SELECTION
— start —

ADDED: From the necktie-tagged archive. This is from a 2004 post about shopping for a suit at Brooks Brothers:

Ah, I suppose I also believed, back in the sixties, that men were about to toss aside their business suits for good! Didn't we, the know-it-all baby boomers, see the folly of those uptight clothes? Neckties: what were they for? No one would dress like that in the future. But now, I'm shopping for a suit with my son, respecting the rationality and clarity of the traditional men's store, and I'm genuinely impressed by how great a suit looks.
From a 2005 post about the obituary for William Rehnquist, in which Linda Greenhouse wrote:
In one of the Watergate tapes, Nixon was recording as referring to "that group of clowns" at the Justice Department, "Renchburg and that group." According to an account by John W. Dean, Nixon's White House counsel, Nixon stopped by briefly at a meeting that Mr. Rehnquist was running and later summoned his counsel to ask: "John, who the hell is that clown?"

"I beg your pardon?" Mr. Dean replied.

"The guy dressed like a clown, who's running the meeting," the president said in an evident reference to Mr. Rehnquist's pink shirt and clashing psychedelic necktie.

Nonetheless, Nixon nominated him...
From a 2007 post titled "When one word is funnier than another":
Dave Barry's 1991 book Dave Barry Talks Back reprints a column on linguistic humor. He contrasts the phrases "Richard Nixon wearing a necktie" with "Richard Nixon wearing a neck weasel", and "Scientists have discovered a 23rd moon orbiting Jupiter" with "Scientists have discovered a giant weasel orbiting Jupiter." He concludes that weasel is a very funny word - "You can improve the humor value of almost any situation by injecting a weasel into it."
Whoa! A random dip into the archive pulls up 2 Nixons.

56 comments:

Opinh Bombay said...

Take a sturdy piece of cloth and tie a slip knot in it. Place it around your neck. If your breathing is cut off for much more than 2 minutes you are dead. Now don a jacket cut to allow easy access to the noose you put around your neck.

— end —

Dataset records:
— start —

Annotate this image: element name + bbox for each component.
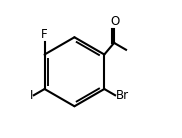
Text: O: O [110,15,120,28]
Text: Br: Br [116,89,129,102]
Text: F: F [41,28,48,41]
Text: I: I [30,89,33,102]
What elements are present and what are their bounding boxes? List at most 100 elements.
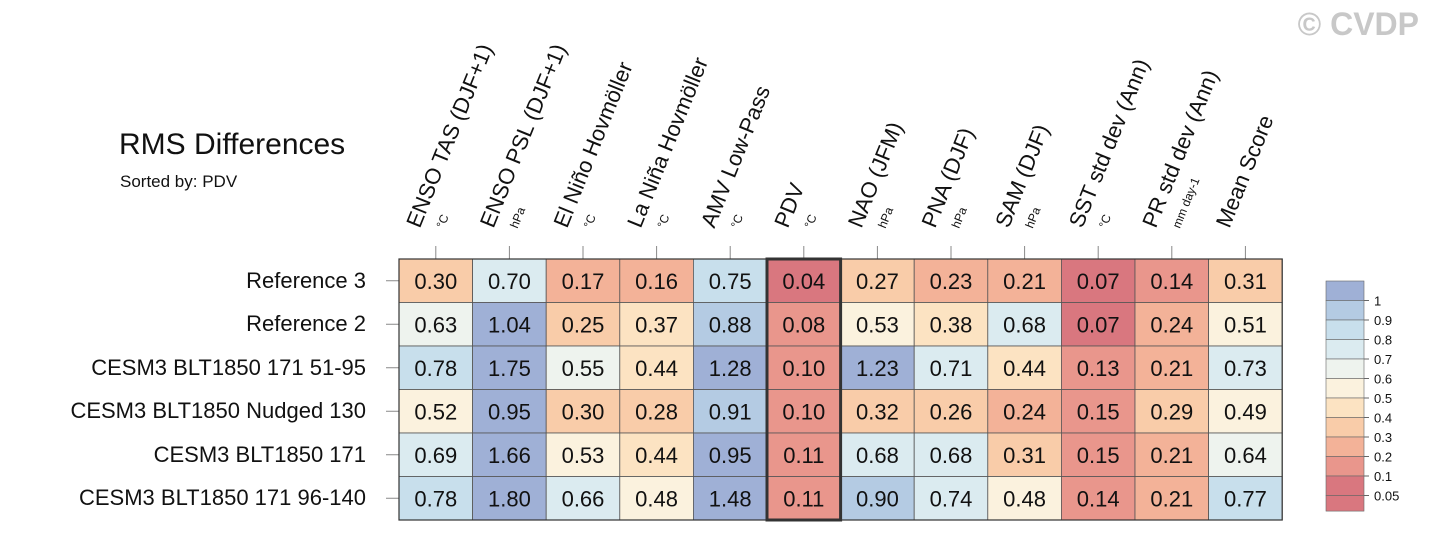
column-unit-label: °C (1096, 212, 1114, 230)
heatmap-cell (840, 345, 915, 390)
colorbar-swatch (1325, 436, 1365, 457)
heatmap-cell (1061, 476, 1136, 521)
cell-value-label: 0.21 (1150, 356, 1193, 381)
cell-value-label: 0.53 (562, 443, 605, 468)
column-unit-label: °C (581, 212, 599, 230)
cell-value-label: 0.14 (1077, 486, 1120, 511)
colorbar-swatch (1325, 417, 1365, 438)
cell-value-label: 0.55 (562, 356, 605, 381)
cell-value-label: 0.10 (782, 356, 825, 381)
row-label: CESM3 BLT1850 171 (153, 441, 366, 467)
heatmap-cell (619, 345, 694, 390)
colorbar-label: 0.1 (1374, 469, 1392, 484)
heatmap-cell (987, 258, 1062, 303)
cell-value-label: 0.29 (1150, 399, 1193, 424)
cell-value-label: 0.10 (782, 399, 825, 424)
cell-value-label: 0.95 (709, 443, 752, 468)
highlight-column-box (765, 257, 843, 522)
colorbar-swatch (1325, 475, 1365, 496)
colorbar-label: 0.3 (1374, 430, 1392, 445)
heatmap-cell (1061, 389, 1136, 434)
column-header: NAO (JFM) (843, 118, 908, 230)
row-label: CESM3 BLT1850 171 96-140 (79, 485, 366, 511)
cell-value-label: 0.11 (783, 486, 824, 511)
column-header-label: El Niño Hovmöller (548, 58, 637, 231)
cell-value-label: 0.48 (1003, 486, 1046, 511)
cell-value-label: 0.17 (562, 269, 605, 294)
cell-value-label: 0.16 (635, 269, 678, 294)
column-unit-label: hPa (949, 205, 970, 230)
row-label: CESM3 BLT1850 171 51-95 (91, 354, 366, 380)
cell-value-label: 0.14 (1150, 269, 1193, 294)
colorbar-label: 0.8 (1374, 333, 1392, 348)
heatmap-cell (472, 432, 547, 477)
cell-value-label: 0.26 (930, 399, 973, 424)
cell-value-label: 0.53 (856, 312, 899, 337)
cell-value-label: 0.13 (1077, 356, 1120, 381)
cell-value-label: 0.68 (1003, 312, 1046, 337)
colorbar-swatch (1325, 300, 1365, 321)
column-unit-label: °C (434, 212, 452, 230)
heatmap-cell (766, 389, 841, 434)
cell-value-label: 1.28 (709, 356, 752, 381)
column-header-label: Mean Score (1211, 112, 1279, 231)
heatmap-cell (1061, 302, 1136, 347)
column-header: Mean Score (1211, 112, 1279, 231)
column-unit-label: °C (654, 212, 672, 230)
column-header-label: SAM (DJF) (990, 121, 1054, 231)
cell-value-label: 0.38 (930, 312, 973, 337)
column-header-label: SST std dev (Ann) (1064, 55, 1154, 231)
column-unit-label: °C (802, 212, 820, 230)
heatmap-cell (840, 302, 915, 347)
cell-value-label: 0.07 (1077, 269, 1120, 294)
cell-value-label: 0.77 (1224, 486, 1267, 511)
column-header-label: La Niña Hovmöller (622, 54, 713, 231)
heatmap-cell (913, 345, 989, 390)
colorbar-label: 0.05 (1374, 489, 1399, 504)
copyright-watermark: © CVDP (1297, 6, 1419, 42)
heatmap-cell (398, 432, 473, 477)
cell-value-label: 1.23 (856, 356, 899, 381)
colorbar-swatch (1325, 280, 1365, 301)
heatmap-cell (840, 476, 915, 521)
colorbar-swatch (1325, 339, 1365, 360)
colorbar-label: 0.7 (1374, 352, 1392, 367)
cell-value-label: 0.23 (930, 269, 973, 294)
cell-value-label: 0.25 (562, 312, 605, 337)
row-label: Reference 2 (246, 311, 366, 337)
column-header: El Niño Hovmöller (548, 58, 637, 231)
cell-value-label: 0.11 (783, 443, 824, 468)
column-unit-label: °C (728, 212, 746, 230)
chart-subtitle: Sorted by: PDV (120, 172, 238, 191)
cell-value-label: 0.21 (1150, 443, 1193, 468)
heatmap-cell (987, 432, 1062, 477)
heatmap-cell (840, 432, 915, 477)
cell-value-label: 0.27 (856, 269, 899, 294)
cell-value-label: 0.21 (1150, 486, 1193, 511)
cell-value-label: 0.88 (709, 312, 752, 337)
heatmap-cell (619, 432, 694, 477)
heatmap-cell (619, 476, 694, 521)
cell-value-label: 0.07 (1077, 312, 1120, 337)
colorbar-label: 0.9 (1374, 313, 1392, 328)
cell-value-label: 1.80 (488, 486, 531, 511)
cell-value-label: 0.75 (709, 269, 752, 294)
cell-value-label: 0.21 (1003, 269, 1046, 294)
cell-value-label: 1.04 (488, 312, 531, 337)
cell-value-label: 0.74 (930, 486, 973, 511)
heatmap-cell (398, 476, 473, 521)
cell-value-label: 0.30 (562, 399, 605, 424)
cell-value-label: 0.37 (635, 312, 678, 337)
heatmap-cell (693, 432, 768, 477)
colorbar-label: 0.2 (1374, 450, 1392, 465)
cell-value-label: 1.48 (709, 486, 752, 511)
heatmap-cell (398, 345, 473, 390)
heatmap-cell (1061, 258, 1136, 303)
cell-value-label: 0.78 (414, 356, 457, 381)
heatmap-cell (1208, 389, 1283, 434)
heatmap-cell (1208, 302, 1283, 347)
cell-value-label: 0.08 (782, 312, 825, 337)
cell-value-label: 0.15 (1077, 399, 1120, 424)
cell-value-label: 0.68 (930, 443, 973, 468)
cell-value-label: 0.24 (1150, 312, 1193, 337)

— end —

TO-DO LIST
1) Answer these questions about the necktie excerpt:
(a) In what year was the post about shopping for a suit at Brooks Brothers written?
(b) What was Mr. Rehnquist wearing when the president called him a clown?
(c) In what year was Dave Barry's book Dave Barry Talks Back published?
2) List the years of all the archive posts quoted in the necktie excerpt.

TASK ANSWERS
1)
(a) 2004
(b) A pink shirt and a clashing psychedelic necktie
(c) 1991

2) 2004, 2005, 2007